+++ Records for this exercise
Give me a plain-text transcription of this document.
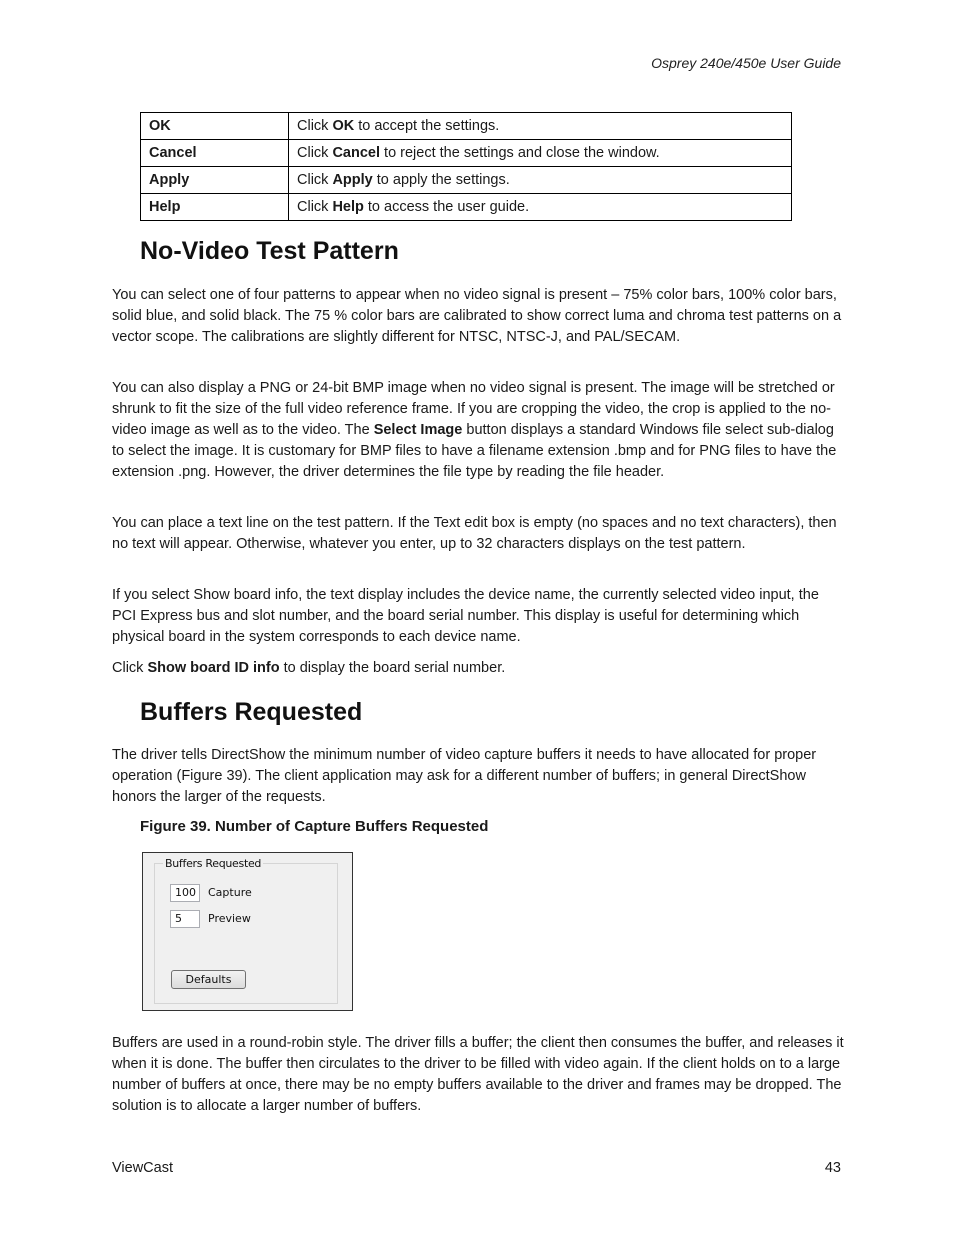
Osprey 240e/450e User Guide
OK	Click OK to accept the settings.
Cancel	Click Cancel to reject the settings and close the window.
Apply	Click Apply to apply the settings.
Help	Click Help to access the user guide.
No-Video Test Pattern

You can select one of four patterns to appear when no video signal is present – 75% color bars, 100% color bars, solid blue, and solid black. The 75 % color bars are calibrated to show correct luma and chroma test patterns on a vector scope. The calibrations are slightly different for NTSC, NTSC-J, and PAL/SECAM.

You can also display a PNG or 24-bit BMP image when no video signal is present. The image will be stretched or shrunk to fit the size of the full video reference frame. If you are cropping the video, the crop is applied to the no-video image as well as to the video. The Select Image button displays a standard Windows file select sub-dialog to select the image. It is customary for BMP files to have a filename extension .bmp and for PNG files to have the extension .png. However, the driver determines the file type by reading the file header.

You can place a text line on the test pattern. If the Text edit box is empty (no spaces and no text characters), then no text will appear. Otherwise, whatever you enter, up to 32 characters displays on the test pattern.

If you select Show board info, the text display includes the device name, the currently selected video input, the PCI Express bus and slot number, and the board serial number. This display is useful for determining which physical board in the system corresponds to each device name.

Click Show board ID info to display the board serial number.

Buffers Requested

The driver tells DirectShow the minimum number of video capture buffers it needs to have allocated for proper operation (Figure 39). The client application may ask for a different number of buffers; in general DirectShow honors the larger of the requests.

Figure 39. Number of Capture Buffers Requested

Buffers Requested
100	Capture
5	Preview
Defaults

Buffers are used in a round-robin style. The driver fills a buffer; the client then consumes the buffer, and releases it when it is done. The buffer then circulates to the driver to be filled with video again. If the client holds on to a large number of buffers at once, there may be no empty buffers available to the driver and frames may be dropped. The solution is to allocate a larger number of buffers.

ViewCast	43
++++++
Look through the records and count each line that holds "settings". Write only the total.

> _Answer to this task_: 3